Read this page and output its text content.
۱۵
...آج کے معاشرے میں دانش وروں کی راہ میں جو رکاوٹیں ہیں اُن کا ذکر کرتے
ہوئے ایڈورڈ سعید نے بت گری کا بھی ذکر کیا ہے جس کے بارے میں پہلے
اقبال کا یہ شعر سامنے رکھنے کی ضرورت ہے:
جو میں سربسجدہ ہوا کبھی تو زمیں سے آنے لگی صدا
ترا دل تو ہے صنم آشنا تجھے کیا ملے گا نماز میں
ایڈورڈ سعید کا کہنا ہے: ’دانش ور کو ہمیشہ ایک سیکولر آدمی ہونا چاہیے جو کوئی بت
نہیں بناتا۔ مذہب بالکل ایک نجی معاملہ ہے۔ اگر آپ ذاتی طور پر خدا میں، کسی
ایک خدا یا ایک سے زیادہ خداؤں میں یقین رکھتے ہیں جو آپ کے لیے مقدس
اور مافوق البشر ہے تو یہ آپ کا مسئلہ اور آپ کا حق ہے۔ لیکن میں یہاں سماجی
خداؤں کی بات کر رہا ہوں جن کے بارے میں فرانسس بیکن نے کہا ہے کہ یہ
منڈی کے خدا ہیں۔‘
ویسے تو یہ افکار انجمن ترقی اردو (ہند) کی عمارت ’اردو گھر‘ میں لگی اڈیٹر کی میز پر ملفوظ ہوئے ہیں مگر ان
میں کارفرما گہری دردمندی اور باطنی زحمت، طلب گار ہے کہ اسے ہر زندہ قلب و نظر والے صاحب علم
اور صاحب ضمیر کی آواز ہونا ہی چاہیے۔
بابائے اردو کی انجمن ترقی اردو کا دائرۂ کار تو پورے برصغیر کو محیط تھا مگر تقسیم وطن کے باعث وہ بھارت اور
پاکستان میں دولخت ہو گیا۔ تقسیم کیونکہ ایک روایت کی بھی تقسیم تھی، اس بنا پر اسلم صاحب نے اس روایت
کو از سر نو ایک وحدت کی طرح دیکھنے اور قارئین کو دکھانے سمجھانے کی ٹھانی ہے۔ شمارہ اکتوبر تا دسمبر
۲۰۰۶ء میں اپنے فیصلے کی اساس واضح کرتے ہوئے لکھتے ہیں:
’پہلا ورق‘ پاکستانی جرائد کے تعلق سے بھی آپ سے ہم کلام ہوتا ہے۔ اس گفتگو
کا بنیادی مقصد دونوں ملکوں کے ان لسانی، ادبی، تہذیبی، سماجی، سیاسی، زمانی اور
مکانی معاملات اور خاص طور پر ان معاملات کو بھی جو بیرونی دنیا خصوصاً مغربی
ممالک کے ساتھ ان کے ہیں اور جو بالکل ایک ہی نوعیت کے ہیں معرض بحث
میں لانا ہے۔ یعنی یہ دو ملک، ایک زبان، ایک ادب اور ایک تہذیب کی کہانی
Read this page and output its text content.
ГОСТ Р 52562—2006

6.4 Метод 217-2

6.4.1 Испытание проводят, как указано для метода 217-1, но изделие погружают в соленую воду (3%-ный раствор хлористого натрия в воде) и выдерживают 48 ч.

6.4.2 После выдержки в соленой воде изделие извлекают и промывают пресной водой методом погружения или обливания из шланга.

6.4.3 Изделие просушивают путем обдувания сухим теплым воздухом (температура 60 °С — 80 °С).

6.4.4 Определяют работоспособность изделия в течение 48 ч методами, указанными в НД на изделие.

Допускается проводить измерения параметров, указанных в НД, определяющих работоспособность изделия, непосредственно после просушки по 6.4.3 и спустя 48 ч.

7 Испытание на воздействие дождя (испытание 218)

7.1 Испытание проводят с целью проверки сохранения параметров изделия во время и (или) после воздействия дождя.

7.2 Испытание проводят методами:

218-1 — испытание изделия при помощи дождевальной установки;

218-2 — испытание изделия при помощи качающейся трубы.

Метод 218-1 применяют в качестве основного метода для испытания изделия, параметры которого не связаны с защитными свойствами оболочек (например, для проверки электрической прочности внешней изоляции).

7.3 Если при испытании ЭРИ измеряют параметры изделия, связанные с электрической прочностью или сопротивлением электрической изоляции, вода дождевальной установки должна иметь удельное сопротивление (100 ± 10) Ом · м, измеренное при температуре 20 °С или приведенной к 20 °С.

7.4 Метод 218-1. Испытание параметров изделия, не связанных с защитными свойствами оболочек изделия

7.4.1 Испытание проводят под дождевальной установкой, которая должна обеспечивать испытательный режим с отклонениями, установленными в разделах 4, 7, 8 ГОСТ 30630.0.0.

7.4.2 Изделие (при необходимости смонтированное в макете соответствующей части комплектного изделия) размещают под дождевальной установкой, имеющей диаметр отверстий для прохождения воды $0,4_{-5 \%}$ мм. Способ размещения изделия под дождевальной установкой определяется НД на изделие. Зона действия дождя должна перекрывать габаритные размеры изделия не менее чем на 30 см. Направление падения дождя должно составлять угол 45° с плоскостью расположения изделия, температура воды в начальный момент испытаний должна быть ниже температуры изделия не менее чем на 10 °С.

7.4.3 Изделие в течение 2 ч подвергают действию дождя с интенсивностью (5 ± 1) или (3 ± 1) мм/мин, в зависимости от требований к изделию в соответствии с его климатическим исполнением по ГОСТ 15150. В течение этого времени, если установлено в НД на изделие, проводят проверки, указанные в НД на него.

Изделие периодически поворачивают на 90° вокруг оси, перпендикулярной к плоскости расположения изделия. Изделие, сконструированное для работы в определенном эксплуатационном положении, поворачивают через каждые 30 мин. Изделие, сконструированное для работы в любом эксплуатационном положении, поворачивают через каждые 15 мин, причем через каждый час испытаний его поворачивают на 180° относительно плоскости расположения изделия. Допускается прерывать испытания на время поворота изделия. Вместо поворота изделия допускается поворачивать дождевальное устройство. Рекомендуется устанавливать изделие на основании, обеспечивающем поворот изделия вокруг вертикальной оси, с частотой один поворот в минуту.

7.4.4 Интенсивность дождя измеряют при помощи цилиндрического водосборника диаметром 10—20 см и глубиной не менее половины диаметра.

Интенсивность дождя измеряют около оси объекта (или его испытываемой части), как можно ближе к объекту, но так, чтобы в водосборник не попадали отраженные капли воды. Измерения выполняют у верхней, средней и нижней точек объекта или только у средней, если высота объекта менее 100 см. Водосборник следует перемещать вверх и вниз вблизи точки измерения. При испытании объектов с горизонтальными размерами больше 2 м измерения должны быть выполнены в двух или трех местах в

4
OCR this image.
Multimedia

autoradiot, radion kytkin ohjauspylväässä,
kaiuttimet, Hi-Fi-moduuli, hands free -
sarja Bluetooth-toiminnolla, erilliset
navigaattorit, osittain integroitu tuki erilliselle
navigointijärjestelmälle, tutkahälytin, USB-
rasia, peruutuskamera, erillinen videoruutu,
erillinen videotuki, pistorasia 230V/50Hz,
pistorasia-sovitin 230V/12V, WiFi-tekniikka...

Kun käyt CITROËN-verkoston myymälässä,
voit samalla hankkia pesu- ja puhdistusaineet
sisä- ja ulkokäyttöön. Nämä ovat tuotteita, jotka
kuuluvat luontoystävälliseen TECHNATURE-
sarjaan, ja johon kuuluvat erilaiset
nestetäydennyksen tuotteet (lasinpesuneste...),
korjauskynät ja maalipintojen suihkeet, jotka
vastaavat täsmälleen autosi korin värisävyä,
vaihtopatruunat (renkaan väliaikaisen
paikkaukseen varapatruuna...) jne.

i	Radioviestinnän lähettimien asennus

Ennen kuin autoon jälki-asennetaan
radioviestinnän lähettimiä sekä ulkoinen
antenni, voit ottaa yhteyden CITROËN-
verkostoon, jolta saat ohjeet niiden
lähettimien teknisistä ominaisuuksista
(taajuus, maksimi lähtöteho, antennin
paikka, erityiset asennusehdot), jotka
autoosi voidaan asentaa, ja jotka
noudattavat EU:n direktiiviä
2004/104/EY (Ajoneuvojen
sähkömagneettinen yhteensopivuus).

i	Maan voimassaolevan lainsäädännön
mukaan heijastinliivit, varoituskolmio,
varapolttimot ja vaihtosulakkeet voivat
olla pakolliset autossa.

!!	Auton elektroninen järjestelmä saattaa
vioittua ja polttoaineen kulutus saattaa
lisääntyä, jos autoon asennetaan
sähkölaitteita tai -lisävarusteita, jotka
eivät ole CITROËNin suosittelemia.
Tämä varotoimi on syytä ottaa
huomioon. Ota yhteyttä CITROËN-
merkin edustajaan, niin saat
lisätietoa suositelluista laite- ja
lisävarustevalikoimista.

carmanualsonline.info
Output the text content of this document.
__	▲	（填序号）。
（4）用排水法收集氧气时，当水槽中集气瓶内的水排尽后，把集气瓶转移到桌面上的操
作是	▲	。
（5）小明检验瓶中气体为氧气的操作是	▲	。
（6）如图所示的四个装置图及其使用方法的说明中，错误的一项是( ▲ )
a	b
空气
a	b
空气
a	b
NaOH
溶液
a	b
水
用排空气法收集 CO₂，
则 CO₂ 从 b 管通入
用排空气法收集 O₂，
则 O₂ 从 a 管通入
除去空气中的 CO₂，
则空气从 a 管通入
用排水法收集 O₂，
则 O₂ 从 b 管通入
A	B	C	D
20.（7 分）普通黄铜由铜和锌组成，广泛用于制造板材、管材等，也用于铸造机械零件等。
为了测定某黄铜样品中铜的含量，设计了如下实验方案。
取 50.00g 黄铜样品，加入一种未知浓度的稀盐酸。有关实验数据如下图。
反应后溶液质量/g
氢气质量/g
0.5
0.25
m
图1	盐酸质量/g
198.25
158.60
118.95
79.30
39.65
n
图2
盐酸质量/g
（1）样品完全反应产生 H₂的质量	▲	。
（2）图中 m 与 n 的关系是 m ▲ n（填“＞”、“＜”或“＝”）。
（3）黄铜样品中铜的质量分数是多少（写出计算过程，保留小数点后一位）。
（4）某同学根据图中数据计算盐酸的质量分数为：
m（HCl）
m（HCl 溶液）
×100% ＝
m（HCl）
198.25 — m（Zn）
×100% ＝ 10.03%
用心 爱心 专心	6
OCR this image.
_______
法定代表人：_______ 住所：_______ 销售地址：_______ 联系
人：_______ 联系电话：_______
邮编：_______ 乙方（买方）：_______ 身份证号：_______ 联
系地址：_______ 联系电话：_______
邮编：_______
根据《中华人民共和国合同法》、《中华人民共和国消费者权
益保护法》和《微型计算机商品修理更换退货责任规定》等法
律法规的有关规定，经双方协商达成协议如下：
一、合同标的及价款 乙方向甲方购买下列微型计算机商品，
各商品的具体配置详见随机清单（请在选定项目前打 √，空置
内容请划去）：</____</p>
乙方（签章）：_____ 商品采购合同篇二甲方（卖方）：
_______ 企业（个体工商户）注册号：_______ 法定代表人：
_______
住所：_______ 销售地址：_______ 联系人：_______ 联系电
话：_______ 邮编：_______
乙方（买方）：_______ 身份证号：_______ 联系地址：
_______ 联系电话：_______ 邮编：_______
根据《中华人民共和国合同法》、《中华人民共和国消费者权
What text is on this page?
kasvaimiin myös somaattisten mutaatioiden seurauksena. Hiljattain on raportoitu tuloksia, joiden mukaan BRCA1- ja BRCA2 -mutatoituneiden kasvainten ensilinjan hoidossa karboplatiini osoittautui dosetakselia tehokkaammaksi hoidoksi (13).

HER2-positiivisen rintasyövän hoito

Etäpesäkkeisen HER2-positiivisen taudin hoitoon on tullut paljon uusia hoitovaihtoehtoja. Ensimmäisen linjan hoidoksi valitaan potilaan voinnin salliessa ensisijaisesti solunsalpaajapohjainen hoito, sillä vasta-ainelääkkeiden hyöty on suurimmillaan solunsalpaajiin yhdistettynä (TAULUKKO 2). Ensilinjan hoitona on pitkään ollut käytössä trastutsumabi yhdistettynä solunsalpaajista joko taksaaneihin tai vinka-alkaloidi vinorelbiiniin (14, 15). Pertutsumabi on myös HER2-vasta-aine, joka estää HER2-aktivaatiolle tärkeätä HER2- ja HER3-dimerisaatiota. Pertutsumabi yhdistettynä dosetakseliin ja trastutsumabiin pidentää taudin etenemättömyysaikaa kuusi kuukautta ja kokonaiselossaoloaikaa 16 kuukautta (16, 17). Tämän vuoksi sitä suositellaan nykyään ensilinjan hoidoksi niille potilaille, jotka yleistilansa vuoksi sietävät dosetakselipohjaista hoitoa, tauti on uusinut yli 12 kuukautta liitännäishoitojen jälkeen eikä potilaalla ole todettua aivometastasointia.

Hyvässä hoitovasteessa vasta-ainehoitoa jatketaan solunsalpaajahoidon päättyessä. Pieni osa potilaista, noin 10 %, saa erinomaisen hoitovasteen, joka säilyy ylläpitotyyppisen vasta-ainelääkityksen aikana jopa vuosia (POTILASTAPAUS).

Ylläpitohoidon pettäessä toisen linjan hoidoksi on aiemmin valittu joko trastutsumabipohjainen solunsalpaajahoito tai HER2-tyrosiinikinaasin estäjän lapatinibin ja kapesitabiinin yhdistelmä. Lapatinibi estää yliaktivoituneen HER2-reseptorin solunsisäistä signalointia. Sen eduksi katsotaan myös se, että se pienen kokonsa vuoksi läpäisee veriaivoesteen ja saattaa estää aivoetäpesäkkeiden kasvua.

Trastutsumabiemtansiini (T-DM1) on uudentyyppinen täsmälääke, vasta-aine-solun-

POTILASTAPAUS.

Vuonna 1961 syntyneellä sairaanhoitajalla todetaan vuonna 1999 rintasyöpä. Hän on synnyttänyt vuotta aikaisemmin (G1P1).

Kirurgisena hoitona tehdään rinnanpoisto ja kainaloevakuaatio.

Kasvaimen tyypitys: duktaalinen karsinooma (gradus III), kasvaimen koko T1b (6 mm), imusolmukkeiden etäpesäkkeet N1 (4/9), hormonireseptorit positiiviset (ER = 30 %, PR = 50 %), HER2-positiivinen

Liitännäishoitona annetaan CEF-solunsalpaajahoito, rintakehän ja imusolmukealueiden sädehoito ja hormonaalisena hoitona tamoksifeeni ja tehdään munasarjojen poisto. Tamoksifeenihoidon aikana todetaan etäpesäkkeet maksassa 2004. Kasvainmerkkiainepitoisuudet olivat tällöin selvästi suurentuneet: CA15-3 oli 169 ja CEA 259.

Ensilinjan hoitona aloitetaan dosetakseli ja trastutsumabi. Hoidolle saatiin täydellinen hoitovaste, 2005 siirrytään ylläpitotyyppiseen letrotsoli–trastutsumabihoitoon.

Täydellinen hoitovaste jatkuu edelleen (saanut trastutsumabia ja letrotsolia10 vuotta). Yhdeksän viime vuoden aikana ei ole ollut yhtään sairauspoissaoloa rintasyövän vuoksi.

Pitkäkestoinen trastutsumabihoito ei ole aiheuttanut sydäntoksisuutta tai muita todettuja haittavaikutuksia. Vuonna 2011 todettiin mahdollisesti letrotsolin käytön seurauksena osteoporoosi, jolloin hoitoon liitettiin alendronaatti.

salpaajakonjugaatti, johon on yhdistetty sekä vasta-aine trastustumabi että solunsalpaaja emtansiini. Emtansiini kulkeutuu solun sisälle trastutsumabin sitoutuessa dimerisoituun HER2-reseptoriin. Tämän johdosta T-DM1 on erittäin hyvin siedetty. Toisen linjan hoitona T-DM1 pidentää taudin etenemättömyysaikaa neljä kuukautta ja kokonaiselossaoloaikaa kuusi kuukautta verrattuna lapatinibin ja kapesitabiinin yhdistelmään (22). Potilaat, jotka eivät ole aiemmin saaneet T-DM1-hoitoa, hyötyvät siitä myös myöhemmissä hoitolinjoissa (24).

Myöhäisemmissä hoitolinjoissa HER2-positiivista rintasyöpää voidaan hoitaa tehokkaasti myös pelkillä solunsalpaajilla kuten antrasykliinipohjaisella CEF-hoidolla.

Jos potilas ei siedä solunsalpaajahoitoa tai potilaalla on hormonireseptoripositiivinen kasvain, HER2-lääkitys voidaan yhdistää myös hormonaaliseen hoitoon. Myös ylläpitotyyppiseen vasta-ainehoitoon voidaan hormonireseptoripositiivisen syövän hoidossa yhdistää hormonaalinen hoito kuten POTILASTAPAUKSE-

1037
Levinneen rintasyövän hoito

- _Required work_
Go through the records and copy each line with "asennetaan" in it.

- _Full answer_
Ennen kuin autoon jälki-asennetaan
lisääntyä, jos autoon asennetaan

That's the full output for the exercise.